**AIM:** Locate each line with the string "What" in the listing below and copy it.

**INPUT RECORDS:**
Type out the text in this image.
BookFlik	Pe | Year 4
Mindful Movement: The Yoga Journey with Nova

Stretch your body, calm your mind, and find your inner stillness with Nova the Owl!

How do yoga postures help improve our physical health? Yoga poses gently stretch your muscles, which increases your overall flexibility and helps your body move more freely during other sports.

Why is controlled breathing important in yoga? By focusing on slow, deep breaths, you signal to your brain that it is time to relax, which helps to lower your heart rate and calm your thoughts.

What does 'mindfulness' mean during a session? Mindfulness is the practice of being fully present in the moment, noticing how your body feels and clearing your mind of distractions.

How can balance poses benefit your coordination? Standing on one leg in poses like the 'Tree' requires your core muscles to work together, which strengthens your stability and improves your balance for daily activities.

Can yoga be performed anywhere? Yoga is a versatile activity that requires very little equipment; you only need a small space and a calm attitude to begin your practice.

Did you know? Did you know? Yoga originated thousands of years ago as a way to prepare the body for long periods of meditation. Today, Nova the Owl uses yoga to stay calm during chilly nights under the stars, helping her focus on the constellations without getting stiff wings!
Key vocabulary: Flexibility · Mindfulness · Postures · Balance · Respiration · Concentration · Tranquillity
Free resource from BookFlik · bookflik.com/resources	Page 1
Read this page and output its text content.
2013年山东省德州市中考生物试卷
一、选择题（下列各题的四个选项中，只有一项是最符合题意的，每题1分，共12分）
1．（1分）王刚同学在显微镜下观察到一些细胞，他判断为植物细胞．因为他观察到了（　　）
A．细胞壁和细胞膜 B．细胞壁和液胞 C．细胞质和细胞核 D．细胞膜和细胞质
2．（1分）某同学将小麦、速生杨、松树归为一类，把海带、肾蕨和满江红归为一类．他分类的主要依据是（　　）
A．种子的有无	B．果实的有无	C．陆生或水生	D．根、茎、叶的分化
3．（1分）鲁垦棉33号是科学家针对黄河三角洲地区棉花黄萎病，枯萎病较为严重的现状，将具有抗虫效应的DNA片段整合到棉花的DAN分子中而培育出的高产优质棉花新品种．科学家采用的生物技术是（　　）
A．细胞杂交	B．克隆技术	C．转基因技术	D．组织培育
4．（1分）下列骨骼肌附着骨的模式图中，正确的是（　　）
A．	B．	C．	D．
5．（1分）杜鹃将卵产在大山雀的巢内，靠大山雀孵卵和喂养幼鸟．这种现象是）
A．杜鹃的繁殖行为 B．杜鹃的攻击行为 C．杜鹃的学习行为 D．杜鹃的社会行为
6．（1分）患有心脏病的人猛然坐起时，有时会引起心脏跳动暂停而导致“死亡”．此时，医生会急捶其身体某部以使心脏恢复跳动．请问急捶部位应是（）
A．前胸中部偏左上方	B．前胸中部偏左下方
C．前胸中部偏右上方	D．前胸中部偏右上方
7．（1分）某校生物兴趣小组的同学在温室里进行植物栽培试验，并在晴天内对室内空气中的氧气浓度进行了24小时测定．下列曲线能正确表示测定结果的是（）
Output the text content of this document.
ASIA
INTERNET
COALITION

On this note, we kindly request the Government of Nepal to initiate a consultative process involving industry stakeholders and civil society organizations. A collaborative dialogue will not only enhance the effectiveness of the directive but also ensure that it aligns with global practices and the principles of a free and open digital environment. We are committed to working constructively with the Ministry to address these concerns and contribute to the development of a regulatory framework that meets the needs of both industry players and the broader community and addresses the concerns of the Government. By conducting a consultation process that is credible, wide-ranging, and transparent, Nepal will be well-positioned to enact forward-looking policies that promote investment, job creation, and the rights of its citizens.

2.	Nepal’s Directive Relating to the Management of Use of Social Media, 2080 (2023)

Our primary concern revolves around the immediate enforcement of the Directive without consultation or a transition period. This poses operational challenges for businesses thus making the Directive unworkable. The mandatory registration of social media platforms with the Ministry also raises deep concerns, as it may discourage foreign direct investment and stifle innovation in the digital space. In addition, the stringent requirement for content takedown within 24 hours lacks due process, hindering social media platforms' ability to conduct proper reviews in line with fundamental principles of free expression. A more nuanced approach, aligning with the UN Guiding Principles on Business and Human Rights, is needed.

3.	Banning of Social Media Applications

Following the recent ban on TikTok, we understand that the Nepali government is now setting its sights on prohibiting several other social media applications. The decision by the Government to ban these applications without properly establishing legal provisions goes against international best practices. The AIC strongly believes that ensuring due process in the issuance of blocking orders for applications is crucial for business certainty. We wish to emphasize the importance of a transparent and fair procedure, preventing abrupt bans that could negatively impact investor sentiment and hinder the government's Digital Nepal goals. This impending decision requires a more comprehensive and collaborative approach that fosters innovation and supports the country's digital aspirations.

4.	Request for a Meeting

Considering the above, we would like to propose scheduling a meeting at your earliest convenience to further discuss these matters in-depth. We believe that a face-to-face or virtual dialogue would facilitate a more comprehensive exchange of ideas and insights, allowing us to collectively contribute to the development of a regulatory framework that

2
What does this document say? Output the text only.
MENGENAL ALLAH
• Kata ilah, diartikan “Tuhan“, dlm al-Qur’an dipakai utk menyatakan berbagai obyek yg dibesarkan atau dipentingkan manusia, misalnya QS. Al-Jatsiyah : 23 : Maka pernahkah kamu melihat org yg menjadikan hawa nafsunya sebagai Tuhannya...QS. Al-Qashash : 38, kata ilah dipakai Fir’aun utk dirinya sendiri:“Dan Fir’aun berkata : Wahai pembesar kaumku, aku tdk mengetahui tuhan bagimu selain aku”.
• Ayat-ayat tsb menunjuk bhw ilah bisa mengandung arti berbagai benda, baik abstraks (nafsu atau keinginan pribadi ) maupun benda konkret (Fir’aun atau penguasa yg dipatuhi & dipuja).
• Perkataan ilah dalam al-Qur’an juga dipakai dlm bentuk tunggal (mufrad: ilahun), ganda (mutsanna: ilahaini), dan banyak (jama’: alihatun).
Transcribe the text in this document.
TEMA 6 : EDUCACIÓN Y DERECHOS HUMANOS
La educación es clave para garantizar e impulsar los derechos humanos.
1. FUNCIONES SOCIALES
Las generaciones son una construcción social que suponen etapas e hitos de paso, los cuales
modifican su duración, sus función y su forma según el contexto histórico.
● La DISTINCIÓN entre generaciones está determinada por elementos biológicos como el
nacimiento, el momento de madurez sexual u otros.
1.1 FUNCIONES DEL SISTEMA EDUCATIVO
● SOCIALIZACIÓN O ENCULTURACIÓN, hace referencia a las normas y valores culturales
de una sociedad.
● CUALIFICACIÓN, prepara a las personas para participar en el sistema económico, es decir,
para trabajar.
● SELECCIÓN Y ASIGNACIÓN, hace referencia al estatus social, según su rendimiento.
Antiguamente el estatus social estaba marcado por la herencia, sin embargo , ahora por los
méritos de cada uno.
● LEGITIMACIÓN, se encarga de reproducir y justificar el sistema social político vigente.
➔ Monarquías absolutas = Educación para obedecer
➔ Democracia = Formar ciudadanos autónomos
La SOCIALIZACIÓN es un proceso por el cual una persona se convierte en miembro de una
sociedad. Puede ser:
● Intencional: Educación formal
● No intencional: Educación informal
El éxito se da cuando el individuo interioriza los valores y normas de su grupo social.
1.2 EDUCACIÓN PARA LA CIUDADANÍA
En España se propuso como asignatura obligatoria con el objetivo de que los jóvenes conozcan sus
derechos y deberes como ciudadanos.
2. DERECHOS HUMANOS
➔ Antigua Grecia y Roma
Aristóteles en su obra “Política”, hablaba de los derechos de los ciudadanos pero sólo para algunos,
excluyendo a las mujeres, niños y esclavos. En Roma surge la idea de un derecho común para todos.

**WRITTEN ANSWER:**
What does 'mindfulness' mean during a session? Mindfulness is the practice of being fully present in the moment, noticing how your body feels and clearing your mind of distractions.
What does this document say? Output the text only.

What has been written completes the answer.